Work to do:
Please repeat all of the listing exactly.

Provided material:
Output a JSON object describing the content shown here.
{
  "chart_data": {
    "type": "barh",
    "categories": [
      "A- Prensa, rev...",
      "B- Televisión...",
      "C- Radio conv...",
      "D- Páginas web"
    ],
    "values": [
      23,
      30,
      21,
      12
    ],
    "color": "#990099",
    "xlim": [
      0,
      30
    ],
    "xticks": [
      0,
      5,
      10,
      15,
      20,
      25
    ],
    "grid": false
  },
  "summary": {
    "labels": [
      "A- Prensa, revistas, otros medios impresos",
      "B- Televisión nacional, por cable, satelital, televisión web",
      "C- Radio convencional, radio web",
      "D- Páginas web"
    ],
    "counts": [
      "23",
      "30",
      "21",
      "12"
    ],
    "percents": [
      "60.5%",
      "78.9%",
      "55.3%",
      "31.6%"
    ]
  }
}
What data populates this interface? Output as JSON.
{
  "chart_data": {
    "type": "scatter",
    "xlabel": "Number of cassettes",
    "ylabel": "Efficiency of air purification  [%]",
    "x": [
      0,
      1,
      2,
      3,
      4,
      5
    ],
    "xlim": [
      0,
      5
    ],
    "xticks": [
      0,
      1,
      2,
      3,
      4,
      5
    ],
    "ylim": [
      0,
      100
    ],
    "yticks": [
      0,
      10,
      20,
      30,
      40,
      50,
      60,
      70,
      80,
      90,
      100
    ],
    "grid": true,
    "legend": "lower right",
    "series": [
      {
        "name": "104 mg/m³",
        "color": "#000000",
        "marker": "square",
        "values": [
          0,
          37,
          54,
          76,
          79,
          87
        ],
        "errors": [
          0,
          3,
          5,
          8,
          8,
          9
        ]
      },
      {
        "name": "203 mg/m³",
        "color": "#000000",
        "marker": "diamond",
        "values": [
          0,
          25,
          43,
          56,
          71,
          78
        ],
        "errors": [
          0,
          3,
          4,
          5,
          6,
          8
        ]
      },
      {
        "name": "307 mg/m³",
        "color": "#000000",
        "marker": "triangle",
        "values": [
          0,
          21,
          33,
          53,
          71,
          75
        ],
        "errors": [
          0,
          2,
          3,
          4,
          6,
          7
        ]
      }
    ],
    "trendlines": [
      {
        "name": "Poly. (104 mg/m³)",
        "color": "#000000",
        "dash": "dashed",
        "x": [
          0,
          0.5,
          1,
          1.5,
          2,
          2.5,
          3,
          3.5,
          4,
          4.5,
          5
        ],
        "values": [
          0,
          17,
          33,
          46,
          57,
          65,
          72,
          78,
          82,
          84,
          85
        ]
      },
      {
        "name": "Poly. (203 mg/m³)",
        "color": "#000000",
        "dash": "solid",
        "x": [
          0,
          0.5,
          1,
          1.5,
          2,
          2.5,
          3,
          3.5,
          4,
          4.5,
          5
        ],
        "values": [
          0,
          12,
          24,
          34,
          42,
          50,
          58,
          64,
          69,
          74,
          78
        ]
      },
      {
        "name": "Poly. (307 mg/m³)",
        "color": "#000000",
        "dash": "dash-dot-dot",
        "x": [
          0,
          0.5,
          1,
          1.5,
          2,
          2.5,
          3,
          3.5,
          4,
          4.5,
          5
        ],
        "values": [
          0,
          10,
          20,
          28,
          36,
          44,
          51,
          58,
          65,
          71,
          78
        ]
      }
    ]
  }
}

Expected answer:
Output a JSON object describing the content shown here.
{
  "chart_data": {
    "type": "barh",
    "categories": [
      "A- Prensa, rev...",
      "B- Televisión...",
      "C- Radio conv...",
      "D- Páginas web"
    ],
    "values": [
      23,
      30,
      21,
      12
    ],
    "color": "#990099",
    "xlim": [
      0,
      30
    ],
    "xticks": [
      0,
      5,
      10,
      15,
      20,
      25
    ],
    "grid": false
  },
  "summary": {
    "labels": [
      "A- Prensa, revistas, otros medios impresos",
      "B- Televisión nacional, por cable, satelital, televisión web",
      "C- Radio convencional, radio web",
      "D- Páginas web"
    ],
    "counts": [
      "23",
      "30",
      "21",
      "12"
    ],
    "percents": [
      "60.5%",
      "78.9%",
      "55.3%",
      "31.6%"
    ]
  }
}
What data populates this interface? Output as JSON.
{
  "chart_data": {
    "type": "scatter",
    "xlabel": "Number of cassettes",
    "ylabel": "Efficiency of air purification  [%]",
    "x": [
      0,
      1,
      2,
      3,
      4,
      5
    ],
    "xlim": [
      0,
      5
    ],
    "xticks": [
      0,
      1,
      2,
      3,
      4,
      5
    ],
    "ylim": [
      0,
      100
    ],
    "yticks": [
      0,
      10,
      20,
      30,
      40,
      50,
      60,
      70,
      80,
      90,
      100
    ],
    "grid": true,
    "legend": "lower right",
    "series": [
      {
        "name": "104 mg/m³",
        "color": "#000000",
        "marker": "square",
        "values": [
          0,
          37,
          54,
          76,
          79,
          87
        ],
        "errors": [
          0,
          3,
          5,
          8,
          8,
          9
        ]
      },
      {
        "name": "203 mg/m³",
        "color": "#000000",
        "marker": "diamond",
        "values": [
          0,
          25,
          43,
          56,
          71,
          78
        ],
        "errors": [
          0,
          3,
          4,
          5,
          6,
          8
        ]
      },
      {
        "name": "307 mg/m³",
        "color": "#000000",
        "marker": "triangle",
        "values": [
          0,
          21,
          33,
          53,
          71,
          75
        ],
        "errors": [
          0,
          2,
          3,
          4,
          6,
          7
        ]
      }
    ],
    "trendlines": [
      {
        "name": "Poly. (104 mg/m³)",
        "color": "#000000",
        "dash": "dashed",
        "x": [
          0,
          0.5,
          1,
          1.5,
          2,
          2.5,
          3,
          3.5,
          4,
          4.5,
          5
        ],
        "values": [
          0,
          17,
          33,
          46,
          57,
          65,
          72,
          78,
          82,
          84,
          85
        ]
      },
      {
        "name": "Poly. (203 mg/m³)",
        "color": "#000000",
        "dash": "solid",
        "x": [
          0,
          0.5,
          1,
          1.5,
          2,
          2.5,
          3,
          3.5,
          4,
          4.5,
          5
        ],
        "values": [
          0,
          12,
          24,
          34,
          42,
          50,
          58,
          64,
          69,
          74,
          78
        ]
      },
      {
        "name": "Poly. (307 mg/m³)",
        "color": "#000000",
        "dash": "dash-dot-dot",
        "x": [
          0,
          0.5,
          1,
          1.5,
          2,
          2.5,
          3,
          3.5,
          4,
          4.5,
          5
        ],
        "values": [
          0,
          10,
          20,
          28,
          36,
          44,
          51,
          58,
          65,
          71,
          78
        ]
      }
    ]
  }
}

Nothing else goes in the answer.